__What is asked__:
Pull every line containing the word "letter" from the records.

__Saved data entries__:
++++++

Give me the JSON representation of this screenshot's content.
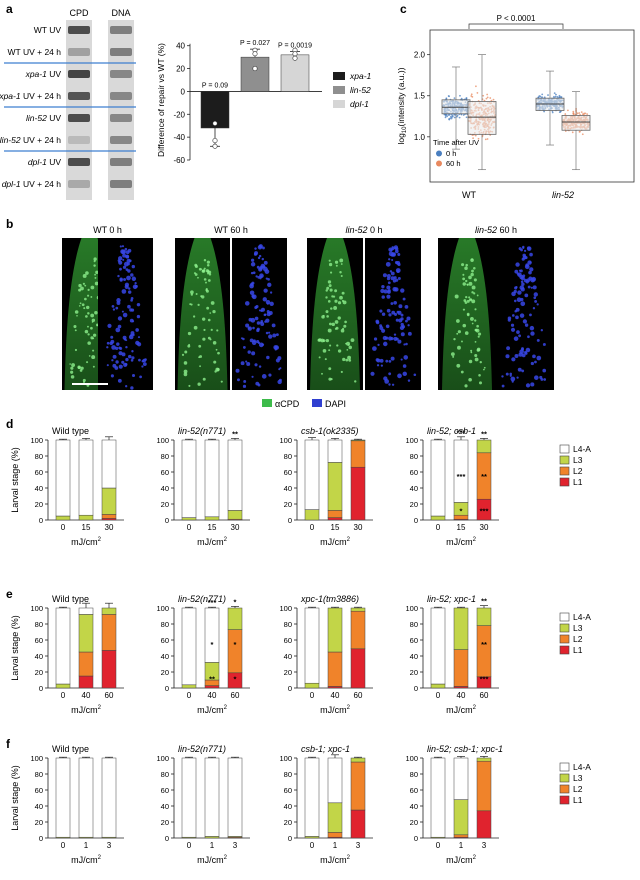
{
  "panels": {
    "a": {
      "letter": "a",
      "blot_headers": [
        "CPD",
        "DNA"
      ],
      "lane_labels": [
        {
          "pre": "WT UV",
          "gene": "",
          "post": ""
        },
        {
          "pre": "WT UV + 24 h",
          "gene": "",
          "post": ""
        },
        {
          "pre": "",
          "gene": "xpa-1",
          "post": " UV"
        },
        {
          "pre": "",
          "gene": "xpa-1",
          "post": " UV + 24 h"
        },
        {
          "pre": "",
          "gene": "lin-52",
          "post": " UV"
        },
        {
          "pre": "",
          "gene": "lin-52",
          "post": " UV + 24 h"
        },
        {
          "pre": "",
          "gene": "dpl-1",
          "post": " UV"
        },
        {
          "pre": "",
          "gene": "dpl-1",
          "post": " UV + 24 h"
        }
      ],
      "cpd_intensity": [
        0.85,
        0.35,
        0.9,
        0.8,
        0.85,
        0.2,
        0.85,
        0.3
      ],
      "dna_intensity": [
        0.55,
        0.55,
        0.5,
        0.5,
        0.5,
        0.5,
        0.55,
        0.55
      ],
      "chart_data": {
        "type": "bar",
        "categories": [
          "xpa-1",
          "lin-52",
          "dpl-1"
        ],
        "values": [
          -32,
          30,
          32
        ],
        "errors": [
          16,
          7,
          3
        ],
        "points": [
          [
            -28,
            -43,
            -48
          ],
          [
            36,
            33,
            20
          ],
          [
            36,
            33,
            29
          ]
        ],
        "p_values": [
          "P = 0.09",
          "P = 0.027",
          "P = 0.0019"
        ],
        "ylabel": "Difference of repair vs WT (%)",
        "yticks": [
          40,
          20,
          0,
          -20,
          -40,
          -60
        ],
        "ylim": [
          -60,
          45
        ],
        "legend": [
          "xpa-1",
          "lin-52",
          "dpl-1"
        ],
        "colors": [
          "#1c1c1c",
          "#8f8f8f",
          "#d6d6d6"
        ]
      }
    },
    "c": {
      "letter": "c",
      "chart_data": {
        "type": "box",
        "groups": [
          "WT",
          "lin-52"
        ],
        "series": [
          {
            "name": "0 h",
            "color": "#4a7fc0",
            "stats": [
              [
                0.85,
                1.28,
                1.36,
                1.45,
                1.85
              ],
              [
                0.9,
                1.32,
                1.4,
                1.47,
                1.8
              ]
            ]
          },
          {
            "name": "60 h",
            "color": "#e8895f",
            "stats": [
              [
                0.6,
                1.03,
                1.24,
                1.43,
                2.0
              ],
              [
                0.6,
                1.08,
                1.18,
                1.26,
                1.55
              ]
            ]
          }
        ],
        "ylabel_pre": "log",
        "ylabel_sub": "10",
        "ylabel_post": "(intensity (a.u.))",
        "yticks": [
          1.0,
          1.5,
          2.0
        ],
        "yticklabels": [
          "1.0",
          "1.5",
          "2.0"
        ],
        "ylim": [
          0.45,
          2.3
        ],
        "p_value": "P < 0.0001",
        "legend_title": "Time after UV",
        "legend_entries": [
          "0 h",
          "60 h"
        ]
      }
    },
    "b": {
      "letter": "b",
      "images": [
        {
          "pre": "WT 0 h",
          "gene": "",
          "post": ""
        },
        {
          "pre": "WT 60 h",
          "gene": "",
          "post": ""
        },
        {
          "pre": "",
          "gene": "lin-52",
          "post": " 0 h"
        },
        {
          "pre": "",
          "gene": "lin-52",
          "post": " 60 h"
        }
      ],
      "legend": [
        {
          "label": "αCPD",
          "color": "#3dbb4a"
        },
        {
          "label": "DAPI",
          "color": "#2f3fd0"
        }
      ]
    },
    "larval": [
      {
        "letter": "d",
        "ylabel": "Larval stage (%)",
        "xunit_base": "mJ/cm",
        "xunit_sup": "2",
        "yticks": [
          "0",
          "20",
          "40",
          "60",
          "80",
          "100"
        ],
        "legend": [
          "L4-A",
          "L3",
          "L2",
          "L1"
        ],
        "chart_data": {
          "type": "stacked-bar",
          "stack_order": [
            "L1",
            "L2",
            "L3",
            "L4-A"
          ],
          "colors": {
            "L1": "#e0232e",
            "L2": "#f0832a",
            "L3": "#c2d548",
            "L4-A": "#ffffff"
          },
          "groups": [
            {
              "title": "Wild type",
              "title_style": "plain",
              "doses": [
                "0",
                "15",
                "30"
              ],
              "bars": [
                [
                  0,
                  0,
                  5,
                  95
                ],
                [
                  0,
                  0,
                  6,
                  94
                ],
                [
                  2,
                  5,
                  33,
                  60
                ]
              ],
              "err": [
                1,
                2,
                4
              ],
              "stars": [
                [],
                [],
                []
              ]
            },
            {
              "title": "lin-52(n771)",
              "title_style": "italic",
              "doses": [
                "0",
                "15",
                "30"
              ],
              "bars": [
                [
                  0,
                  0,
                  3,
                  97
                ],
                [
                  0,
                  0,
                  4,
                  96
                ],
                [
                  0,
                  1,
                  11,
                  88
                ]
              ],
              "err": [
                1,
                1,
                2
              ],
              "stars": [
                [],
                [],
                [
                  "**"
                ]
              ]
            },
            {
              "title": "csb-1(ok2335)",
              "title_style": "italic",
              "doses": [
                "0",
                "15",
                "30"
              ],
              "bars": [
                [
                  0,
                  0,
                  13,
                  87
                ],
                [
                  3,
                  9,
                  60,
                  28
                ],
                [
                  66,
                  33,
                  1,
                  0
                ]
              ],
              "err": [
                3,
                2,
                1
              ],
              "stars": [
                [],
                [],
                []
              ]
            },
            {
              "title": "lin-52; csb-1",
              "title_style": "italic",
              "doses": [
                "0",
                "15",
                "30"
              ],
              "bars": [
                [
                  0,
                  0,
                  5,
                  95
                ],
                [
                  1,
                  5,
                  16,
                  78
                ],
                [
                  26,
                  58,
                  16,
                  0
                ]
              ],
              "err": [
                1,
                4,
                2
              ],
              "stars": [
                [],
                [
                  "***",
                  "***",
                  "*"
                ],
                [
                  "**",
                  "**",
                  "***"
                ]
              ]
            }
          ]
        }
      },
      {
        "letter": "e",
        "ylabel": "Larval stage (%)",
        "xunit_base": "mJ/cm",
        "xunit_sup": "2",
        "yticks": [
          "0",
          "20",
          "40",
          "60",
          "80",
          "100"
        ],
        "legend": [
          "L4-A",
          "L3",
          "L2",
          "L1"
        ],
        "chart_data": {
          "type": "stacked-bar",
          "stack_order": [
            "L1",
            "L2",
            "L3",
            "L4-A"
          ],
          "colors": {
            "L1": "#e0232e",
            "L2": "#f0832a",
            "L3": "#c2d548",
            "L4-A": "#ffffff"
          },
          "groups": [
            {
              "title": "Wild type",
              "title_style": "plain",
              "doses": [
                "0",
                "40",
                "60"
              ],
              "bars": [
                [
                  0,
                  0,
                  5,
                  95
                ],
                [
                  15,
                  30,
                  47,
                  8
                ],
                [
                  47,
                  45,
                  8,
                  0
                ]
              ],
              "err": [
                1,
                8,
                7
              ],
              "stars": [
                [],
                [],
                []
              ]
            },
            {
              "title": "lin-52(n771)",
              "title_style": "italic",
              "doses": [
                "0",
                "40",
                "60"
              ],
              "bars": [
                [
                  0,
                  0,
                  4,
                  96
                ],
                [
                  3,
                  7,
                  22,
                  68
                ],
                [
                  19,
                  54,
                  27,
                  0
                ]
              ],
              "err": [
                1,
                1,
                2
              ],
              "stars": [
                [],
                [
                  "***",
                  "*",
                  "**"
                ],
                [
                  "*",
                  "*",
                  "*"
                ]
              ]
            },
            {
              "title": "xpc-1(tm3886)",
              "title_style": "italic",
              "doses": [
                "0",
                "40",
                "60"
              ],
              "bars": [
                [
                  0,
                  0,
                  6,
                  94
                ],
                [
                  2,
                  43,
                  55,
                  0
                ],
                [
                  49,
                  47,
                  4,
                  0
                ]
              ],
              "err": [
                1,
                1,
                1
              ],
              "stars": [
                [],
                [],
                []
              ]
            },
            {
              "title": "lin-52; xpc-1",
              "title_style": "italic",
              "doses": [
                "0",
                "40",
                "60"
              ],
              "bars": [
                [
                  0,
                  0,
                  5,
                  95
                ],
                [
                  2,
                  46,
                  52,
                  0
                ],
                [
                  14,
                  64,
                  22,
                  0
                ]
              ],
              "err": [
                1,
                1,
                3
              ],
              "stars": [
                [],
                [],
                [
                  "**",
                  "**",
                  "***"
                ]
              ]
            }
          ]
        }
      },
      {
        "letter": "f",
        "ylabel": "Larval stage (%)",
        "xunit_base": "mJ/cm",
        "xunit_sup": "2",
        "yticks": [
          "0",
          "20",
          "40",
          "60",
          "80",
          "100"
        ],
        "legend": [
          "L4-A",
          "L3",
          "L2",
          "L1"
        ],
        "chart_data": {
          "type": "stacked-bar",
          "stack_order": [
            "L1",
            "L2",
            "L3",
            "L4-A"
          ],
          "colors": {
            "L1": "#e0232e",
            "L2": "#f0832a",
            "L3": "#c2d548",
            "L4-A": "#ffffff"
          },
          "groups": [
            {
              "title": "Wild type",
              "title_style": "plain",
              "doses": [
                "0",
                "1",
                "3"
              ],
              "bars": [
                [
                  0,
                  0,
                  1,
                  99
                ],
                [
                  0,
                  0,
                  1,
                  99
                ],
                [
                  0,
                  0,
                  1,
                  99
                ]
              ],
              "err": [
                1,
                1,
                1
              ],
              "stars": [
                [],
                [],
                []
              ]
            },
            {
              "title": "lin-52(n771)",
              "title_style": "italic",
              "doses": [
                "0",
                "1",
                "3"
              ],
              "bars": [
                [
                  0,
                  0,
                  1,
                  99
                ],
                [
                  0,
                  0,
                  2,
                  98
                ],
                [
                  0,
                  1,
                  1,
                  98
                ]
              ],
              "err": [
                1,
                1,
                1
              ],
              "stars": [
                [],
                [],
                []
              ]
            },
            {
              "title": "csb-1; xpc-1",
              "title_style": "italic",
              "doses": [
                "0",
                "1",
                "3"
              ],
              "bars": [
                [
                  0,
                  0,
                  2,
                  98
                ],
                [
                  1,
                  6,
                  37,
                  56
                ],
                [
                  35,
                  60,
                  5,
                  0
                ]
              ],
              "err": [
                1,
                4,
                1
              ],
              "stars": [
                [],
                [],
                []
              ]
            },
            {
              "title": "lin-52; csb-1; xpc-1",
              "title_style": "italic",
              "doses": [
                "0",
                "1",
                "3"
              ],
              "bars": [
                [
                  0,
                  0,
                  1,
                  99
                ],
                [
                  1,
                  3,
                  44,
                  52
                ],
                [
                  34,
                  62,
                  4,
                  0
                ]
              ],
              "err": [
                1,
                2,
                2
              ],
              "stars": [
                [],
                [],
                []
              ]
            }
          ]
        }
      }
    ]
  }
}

++++++

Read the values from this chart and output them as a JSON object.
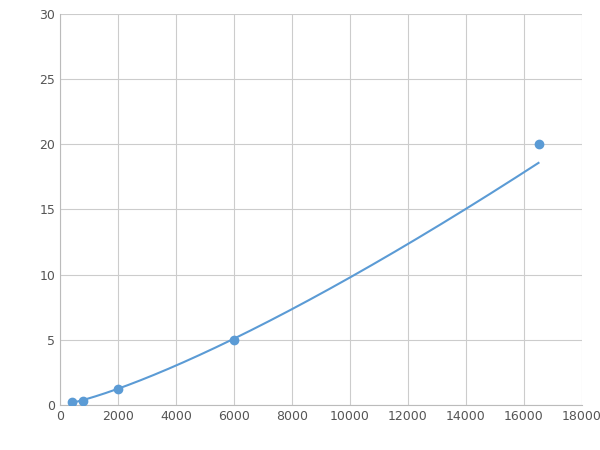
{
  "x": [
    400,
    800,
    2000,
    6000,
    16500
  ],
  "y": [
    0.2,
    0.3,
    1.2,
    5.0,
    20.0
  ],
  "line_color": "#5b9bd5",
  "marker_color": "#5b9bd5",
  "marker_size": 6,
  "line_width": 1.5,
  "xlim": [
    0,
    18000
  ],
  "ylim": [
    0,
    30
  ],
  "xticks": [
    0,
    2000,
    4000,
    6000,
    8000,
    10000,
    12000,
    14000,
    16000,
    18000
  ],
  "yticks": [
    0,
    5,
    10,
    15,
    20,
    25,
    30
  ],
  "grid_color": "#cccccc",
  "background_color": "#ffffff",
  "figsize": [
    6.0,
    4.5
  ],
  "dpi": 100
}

++++++

__Result for this task__:
      "letter": "a",
      "letter": "c",
      "letter": "b",
        "letter": "d",
        "letter": "e",
        "letter": "f",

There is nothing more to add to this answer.